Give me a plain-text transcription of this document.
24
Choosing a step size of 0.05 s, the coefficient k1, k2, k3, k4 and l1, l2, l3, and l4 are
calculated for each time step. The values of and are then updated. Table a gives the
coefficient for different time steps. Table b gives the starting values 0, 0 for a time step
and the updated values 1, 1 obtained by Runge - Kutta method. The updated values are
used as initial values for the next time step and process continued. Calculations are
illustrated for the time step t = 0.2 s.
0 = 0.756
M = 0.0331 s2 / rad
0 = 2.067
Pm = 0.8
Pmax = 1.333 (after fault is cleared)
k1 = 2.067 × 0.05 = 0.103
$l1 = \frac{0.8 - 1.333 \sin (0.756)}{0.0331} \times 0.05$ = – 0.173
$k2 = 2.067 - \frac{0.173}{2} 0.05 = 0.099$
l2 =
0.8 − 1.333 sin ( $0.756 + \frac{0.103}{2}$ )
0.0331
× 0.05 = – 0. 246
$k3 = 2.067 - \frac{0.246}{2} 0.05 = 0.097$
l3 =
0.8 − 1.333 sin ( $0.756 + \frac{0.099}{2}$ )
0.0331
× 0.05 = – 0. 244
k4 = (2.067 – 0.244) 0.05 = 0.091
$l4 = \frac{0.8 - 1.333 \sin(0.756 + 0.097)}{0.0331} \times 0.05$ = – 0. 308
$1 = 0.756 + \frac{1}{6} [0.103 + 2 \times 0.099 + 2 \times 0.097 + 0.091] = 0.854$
· · · · · · ·
▶ [STATED GOAL]:
Copy out all of the lines above exactly.

▶ [FULL OUTPUT]:
Give me a plain-text transcription of this document.
24
Choosing a step size of 0.05 s, the coefficient k1, k2, k3, k4 and l1, l2, l3, and l4 are
calculated for each time step. The values of and are then updated. Table a gives the
coefficient for different time steps. Table b gives the starting values 0, 0 for a time step
and the updated values 1, 1 obtained by Runge - Kutta method. The updated values are
used as initial values for the next time step and process continued. Calculations are
illustrated for the time step t = 0.2 s.
0 = 0.756
M = 0.0331 s2 / rad
0 = 2.067
Pm = 0.8
Pmax = 1.333 (after fault is cleared)
k1 = 2.067 × 0.05 = 0.103
$l1 = \frac{0.8 - 1.333 \sin (0.756)}{0.0331} \times 0.05$ = – 0.173
$k2 = 2.067 - \frac{0.173}{2} 0.05 = 0.099$
l2 =
0.8 − 1.333 sin ( $0.756 + \frac{0.103}{2}$ )
0.0331
× 0.05 = – 0. 246
$k3 = 2.067 - \frac{0.246}{2} 0.05 = 0.097$
l3 =
0.8 − 1.333 sin ( $0.756 + \frac{0.099}{2}$ )
0.0331
× 0.05 = – 0. 244
k4 = (2.067 – 0.244) 0.05 = 0.091
$l4 = \frac{0.8 - 1.333 \sin(0.756 + 0.097)}{0.0331} \times 0.05$ = – 0. 308
$1 = 0.756 + \frac{1}{6} [0.103 + 2 \times 0.099 + 2 \times 0.097 + 0.091] = 0.854$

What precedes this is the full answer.